Among the lines below, how many carry the string "Switching"? Reply with a number and nothing else.
--- start ---
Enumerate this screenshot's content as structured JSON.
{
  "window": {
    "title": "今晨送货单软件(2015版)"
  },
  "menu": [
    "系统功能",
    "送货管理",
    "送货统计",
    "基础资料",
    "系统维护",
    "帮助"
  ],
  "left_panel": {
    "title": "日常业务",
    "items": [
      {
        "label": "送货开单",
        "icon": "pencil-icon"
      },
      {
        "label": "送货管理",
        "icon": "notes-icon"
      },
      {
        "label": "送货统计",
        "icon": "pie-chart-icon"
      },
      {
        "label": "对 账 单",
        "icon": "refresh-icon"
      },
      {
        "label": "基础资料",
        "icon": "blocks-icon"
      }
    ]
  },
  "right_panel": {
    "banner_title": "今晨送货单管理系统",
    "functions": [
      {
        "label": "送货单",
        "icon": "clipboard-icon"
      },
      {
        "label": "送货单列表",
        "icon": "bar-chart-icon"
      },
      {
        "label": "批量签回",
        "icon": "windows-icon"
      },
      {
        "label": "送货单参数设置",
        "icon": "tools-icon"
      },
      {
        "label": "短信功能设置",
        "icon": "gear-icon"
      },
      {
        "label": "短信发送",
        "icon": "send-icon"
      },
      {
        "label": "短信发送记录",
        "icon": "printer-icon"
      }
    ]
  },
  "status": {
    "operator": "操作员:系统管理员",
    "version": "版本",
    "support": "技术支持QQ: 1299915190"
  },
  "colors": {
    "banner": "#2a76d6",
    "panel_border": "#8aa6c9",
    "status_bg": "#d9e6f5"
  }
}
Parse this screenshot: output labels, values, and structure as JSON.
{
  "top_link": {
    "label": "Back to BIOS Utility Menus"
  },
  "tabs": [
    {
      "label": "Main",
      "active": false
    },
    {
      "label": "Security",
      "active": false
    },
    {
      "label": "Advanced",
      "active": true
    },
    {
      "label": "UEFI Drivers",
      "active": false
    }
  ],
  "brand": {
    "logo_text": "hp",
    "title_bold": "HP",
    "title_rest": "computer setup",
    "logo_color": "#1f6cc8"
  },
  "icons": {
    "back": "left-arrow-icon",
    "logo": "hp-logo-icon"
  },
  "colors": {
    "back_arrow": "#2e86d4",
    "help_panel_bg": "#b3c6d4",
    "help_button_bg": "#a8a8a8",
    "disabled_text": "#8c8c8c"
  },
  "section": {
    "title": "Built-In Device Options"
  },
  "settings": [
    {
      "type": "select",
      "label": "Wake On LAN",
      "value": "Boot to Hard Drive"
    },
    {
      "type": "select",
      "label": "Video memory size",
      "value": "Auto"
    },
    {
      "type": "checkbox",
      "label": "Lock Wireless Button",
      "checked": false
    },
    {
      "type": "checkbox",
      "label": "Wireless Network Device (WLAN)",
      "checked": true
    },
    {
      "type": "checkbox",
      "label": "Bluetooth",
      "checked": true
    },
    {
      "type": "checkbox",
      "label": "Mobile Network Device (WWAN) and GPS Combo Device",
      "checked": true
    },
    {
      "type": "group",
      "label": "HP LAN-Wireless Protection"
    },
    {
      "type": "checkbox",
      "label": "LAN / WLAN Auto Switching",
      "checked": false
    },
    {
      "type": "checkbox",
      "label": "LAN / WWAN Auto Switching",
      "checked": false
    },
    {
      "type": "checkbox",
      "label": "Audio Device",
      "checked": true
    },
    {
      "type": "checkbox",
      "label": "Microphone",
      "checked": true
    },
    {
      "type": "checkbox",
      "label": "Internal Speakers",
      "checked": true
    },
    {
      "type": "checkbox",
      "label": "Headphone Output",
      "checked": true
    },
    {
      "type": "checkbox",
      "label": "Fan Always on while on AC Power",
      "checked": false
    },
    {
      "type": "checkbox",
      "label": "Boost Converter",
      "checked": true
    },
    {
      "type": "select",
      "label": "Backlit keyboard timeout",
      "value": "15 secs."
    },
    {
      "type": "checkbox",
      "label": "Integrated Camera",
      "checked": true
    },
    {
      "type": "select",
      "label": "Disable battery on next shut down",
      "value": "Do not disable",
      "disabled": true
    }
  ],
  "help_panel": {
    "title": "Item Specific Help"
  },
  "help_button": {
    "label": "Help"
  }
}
--- end ---
## Answer to the exercise
2